Stored entries:
==*==
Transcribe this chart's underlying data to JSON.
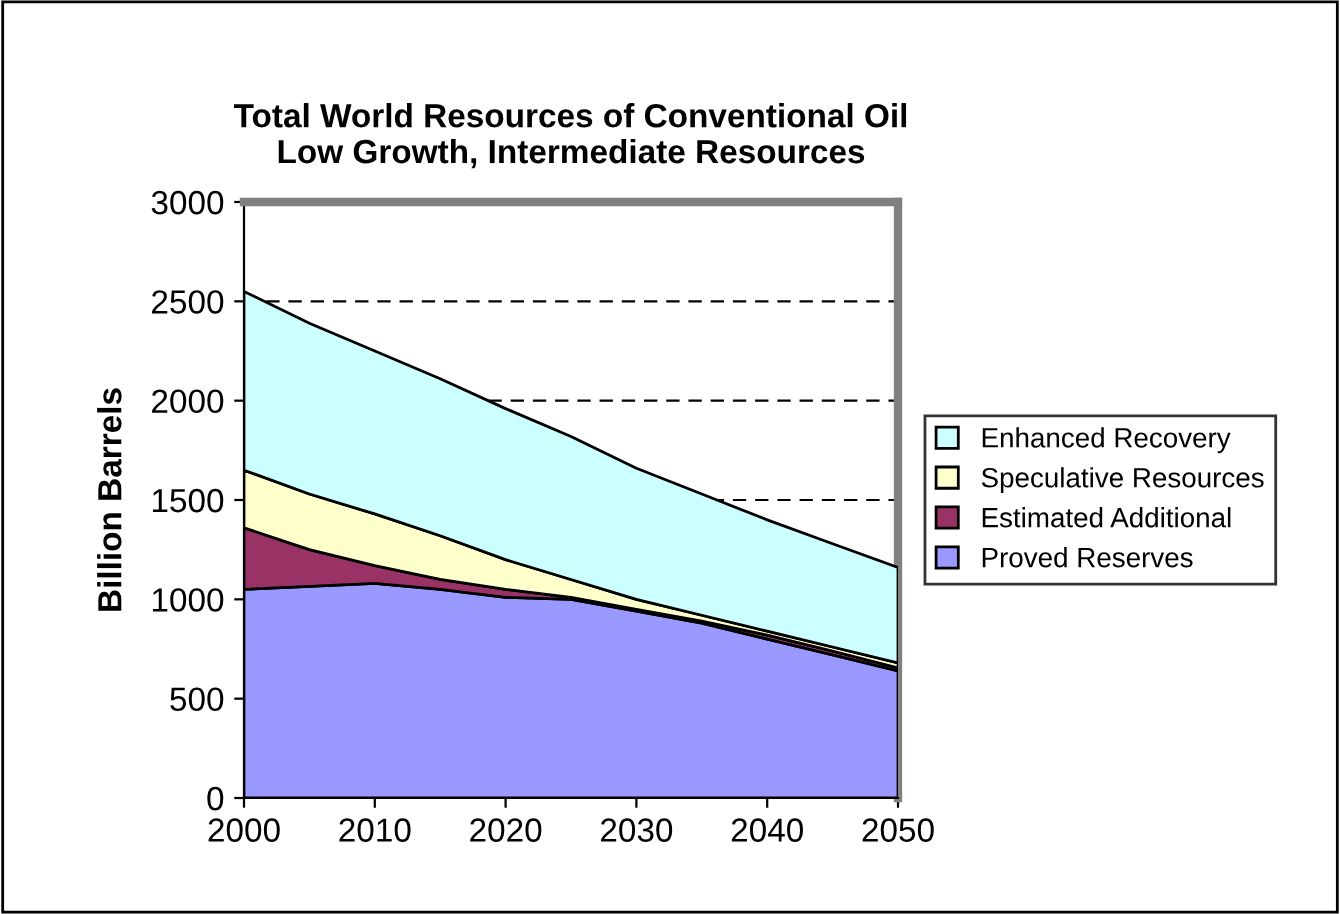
{
  "chart_data": {
    "type": "area",
    "stacked": true,
    "title": "Total World Resources of Conventional Oil\nLow Growth, Intermediate Resources",
    "ylabel": "Billion Barrels",
    "x": [
      2000,
      2005,
      2010,
      2015,
      2020,
      2025,
      2030,
      2035,
      2040,
      2045,
      2050
    ],
    "series": [
      {
        "name": "Proved Reserves",
        "color": "#9999ff",
        "values": [
          1050,
          1065,
          1080,
          1050,
          1010,
          1000,
          940,
          880,
          800,
          720,
          640
        ]
      },
      {
        "name": "Estimated Additional",
        "color": "#993366",
        "values": [
          310,
          185,
          90,
          50,
          40,
          10,
          10,
          10,
          20,
          20,
          15
        ]
      },
      {
        "name": "Speculative Resources",
        "color": "#ffffcc",
        "values": [
          290,
          280,
          260,
          220,
          150,
          90,
          50,
          30,
          20,
          20,
          25
        ]
      },
      {
        "name": "Enhanced Recovery",
        "color": "#ccffff",
        "values": [
          900,
          860,
          820,
          790,
          760,
          720,
          660,
          610,
          560,
          520,
          480
        ]
      }
    ],
    "xlim": [
      2000,
      2050
    ],
    "xticks": [
      2000,
      2010,
      2020,
      2030,
      2040,
      2050
    ],
    "ylim": [
      0,
      3000
    ],
    "yticks": [
      0,
      500,
      1000,
      1500,
      2000,
      2500,
      3000
    ],
    "grid": "y",
    "line_style": "dashed",
    "legend": "right"
  }
}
==*==
* _DESCRIPTION OF THE TASK_
Where a line in the entries holds the word "color", copy that line.

* _RESPONSE TO THIS EXERCISE_
        "color": "#9999ff",
        "color": "#993366",
        "color": "#ffffcc",
        "color": "#ccffff",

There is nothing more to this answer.